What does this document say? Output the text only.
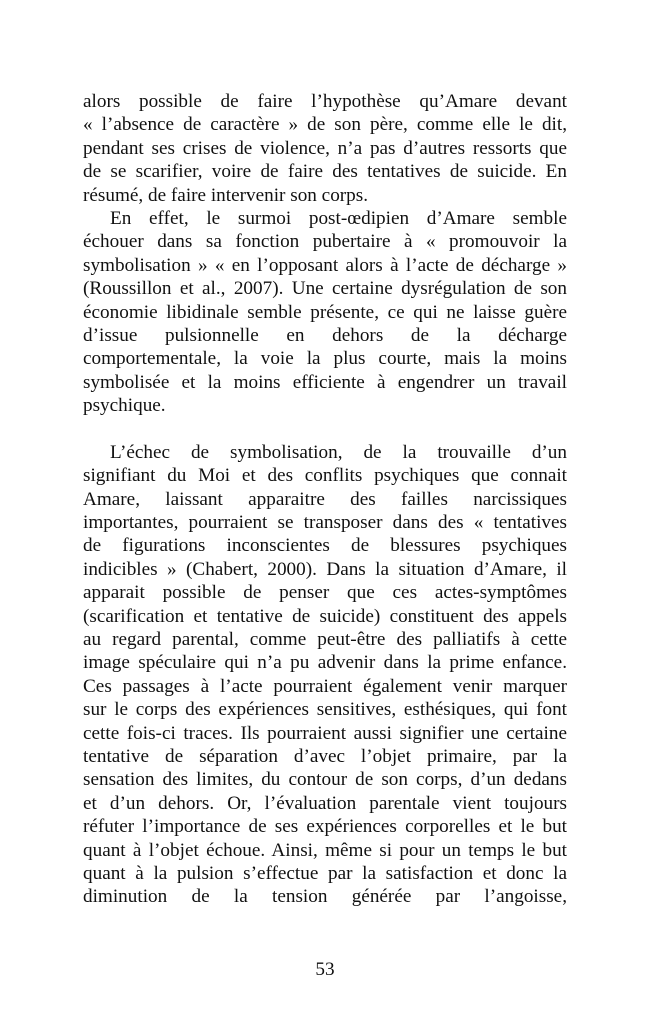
alors possible de faire l’hypothèse qu’Amare devant
« l’absence de caractère » de son père, comme elle le dit,
pendant ses crises de violence, n’a pas d’autres ressorts que
de se scarifier, voire de faire des tentatives de suicide. En
résumé, de faire intervenir son corps.
En effet, le surmoi post-œdipien d’Amare semble
échouer dans sa fonction pubertaire à « promouvoir la
symbolisation » « en l’opposant alors à l’acte de décharge »
(Roussillon et al., 2007). Une certaine dysrégulation de son
économie libidinale semble présente, ce qui ne laisse guère
d’issue pulsionnelle en dehors de la décharge
comportementale, la voie la plus courte, mais la moins
symbolisée et la moins efficiente à engendrer un travail
psychique.
L’échec de symbolisation, de la trouvaille d’un
signifiant du Moi et des conflits psychiques que connait
Amare, laissant apparaitre des failles narcissiques
importantes, pourraient se transposer dans des « tentatives
de figurations inconscientes de blessures psychiques
indicibles » (Chabert, 2000). Dans la situation d’Amare, il
apparait possible de penser que ces actes-symptômes
(scarification et tentative de suicide) constituent des appels
au regard parental, comme peut-être des palliatifs à cette
image spéculaire qui n’a pu advenir dans la prime enfance.
Ces passages à l’acte pourraient également venir marquer
sur le corps des expériences sensitives, esthésiques, qui font
cette fois-ci traces. Ils pourraient aussi signifier une certaine
tentative de séparation d’avec l’objet primaire, par la
sensation des limites, du contour de son corps, d’un dedans
et d’un dehors. Or, l’évaluation parentale vient toujours
réfuter l’importance de ses expériences corporelles et le but
quant à l’objet échoue. Ainsi, même si pour un temps le but
quant à la pulsion s’effectue par la satisfaction et donc la
diminution de la tension générée par l’angoisse,
53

▬▬▬▬▬▬▬▬▬▬

EXERCISE TASK →
Give every record back exactly as it reads, with no images.

WRITTEN RESPONSE →
What does this document say? Output the text only.
alors possible de faire l’hypothèse qu’Amare devant
« l’absence de caractère » de son père, comme elle le dit,
pendant ses crises de violence, n’a pas d’autres ressorts que
de se scarifier, voire de faire des tentatives de suicide. En
résumé, de faire intervenir son corps.
En effet, le surmoi post-œdipien d’Amare semble
échouer dans sa fonction pubertaire à « promouvoir la
symbolisation » « en l’opposant alors à l’acte de décharge »
(Roussillon et al., 2007). Une certaine dysrégulation de son
économie libidinale semble présente, ce qui ne laisse guère
d’issue pulsionnelle en dehors de la décharge
comportementale, la voie la plus courte, mais la moins
symbolisée et la moins efficiente à engendrer un travail
psychique.
L’échec de symbolisation, de la trouvaille d’un
signifiant du Moi et des conflits psychiques que connait
Amare, laissant apparaitre des failles narcissiques
importantes, pourraient se transposer dans des « tentatives
de figurations inconscientes de blessures psychiques
indicibles » (Chabert, 2000). Dans la situation d’Amare, il
apparait possible de penser que ces actes-symptômes
(scarification et tentative de suicide) constituent des appels
au regard parental, comme peut-être des palliatifs à cette
image spéculaire qui n’a pu advenir dans la prime enfance.
Ces passages à l’acte pourraient également venir marquer
sur le corps des expériences sensitives, esthésiques, qui font
cette fois-ci traces. Ils pourraient aussi signifier une certaine
tentative de séparation d’avec l’objet primaire, par la
sensation des limites, du contour de son corps, d’un dedans
et d’un dehors. Or, l’évaluation parentale vient toujours
réfuter l’importance de ses expériences corporelles et le but
quant à l’objet échoue. Ainsi, même si pour un temps le but
quant à la pulsion s’effectue par la satisfaction et donc la
diminution de la tension générée par l’angoisse,
53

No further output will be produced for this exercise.